Return each line holding the string "Indonesia".
↓↓↓
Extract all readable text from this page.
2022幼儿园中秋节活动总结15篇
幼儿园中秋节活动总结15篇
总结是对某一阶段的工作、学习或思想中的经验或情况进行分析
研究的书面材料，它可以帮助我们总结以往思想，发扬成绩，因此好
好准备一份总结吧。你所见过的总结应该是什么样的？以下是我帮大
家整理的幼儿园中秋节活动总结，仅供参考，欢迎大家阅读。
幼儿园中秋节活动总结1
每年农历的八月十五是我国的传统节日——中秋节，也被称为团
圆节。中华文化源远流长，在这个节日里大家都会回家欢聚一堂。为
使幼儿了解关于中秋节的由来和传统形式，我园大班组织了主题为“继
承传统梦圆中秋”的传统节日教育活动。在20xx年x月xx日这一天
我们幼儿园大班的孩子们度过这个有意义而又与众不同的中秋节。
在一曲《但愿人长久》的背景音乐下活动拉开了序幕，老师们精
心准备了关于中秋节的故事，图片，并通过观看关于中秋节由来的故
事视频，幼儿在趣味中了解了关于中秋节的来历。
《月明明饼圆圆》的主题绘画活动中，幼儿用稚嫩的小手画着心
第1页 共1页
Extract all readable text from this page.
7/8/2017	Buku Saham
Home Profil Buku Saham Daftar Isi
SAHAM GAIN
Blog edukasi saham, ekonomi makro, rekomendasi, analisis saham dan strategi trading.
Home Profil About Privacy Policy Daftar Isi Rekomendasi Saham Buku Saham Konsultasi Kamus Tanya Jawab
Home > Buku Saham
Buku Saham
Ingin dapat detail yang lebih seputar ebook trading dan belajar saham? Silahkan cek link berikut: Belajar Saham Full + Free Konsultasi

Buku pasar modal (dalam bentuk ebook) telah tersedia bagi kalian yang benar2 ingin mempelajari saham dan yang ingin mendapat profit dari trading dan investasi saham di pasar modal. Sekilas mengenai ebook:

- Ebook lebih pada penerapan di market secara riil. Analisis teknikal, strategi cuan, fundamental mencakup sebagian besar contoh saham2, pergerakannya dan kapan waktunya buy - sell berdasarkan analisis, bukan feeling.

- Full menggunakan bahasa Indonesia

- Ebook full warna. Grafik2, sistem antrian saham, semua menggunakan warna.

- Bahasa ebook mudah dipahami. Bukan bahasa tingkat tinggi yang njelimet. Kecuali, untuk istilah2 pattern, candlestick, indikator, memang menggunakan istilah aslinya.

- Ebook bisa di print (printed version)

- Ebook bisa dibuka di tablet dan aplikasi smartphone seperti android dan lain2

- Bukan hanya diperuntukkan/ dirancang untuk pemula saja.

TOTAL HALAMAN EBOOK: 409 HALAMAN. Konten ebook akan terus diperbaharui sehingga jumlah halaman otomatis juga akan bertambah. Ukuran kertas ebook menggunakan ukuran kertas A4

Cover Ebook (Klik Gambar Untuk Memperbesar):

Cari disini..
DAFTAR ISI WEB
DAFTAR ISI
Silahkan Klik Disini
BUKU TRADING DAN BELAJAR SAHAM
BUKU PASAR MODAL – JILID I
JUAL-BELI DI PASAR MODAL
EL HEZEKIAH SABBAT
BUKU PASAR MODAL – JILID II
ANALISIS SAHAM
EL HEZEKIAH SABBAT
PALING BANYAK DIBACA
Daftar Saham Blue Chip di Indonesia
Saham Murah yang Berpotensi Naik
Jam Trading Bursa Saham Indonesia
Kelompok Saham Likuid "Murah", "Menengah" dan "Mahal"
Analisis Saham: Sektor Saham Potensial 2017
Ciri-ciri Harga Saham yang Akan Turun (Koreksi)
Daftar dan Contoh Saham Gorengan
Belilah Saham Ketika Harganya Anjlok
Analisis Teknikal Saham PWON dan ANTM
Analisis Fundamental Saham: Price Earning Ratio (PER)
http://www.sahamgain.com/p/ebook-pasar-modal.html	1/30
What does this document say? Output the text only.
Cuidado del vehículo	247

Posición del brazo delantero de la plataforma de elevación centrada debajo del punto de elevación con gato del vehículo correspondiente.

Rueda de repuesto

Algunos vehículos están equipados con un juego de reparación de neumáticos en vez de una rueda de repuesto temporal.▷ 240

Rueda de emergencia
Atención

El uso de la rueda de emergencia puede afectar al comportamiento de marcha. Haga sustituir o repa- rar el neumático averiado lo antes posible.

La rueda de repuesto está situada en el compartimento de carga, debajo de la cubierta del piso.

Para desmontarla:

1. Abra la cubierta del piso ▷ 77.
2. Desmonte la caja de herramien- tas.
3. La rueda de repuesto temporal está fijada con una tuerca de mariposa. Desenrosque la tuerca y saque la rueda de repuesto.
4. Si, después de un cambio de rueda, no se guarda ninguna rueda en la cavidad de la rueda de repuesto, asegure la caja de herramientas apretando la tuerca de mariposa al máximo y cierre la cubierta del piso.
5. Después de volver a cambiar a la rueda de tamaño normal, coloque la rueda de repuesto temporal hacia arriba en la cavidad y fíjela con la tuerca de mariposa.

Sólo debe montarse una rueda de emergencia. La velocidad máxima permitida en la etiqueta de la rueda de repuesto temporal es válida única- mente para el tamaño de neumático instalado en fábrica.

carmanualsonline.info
↑↑↑
▶ **TASK RESPONSE**
- Full menggunakan bahasa Indonesia
Daftar Saham Blue Chip di Indonesia
Jam Trading Bursa Saham Indonesia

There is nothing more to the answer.